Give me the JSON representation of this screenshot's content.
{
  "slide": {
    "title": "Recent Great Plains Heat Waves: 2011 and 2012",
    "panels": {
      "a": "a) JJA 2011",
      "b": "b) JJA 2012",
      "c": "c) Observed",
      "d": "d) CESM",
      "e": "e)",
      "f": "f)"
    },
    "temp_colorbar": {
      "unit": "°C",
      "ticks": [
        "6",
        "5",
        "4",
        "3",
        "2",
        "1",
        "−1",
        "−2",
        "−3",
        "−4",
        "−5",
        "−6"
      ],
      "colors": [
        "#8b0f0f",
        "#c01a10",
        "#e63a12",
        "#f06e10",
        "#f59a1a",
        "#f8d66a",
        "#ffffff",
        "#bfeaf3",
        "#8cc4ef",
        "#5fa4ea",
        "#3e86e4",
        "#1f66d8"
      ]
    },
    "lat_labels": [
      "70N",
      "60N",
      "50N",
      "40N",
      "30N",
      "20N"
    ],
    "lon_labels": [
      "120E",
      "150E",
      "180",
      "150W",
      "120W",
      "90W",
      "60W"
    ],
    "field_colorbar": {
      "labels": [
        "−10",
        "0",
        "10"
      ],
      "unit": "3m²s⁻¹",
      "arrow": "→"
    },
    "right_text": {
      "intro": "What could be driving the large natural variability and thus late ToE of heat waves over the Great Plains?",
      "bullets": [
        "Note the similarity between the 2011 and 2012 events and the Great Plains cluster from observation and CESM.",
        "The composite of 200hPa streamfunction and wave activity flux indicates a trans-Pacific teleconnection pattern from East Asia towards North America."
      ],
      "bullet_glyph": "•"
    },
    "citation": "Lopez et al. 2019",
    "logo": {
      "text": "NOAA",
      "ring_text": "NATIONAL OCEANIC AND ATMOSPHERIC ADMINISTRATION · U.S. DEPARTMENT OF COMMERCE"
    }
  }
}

★ ★ ★

__Directions__.
Repeat the data above exactly.

__Answer to this problem__.
Give me the JSON representation of this screenshot's content.
{
  "slide": {
    "title": "Recent Great Plains Heat Waves: 2011 and 2012",
    "panels": {
      "a": "a) JJA 2011",
      "b": "b) JJA 2012",
      "c": "c) Observed",
      "d": "d) CESM",
      "e": "e)",
      "f": "f)"
    },
    "temp_colorbar": {
      "unit": "°C",
      "ticks": [
        "6",
        "5",
        "4",
        "3",
        "2",
        "1",
        "−1",
        "−2",
        "−3",
        "−4",
        "−5",
        "−6"
      ],
      "colors": [
        "#8b0f0f",
        "#c01a10",
        "#e63a12",
        "#f06e10",
        "#f59a1a",
        "#f8d66a",
        "#ffffff",
        "#bfeaf3",
        "#8cc4ef",
        "#5fa4ea",
        "#3e86e4",
        "#1f66d8"
      ]
    },
    "lat_labels": [
      "70N",
      "60N",
      "50N",
      "40N",
      "30N",
      "20N"
    ],
    "lon_labels": [
      "120E",
      "150E",
      "180",
      "150W",
      "120W",
      "90W",
      "60W"
    ],
    "field_colorbar": {
      "labels": [
        "−10",
        "0",
        "10"
      ],
      "unit": "3m²s⁻¹",
      "arrow": "→"
    },
    "right_text": {
      "intro": "What could be driving the large natural variability and thus late ToE of heat waves over the Great Plains?",
      "bullets": [
        "Note the similarity between the 2011 and 2012 events and the Great Plains cluster from observation and CESM.",
        "The composite of 200hPa streamfunction and wave activity flux indicates a trans-Pacific teleconnection pattern from East Asia towards North America."
      ],
      "bullet_glyph": "•"
    },
    "citation": "Lopez et al. 2019",
    "logo": {
      "text": "NOAA",
      "ring_text": "NATIONAL OCEANIC AND ATMOSPHERIC ADMINISTRATION · U.S. DEPARTMENT OF COMMERCE"
    }
  }
}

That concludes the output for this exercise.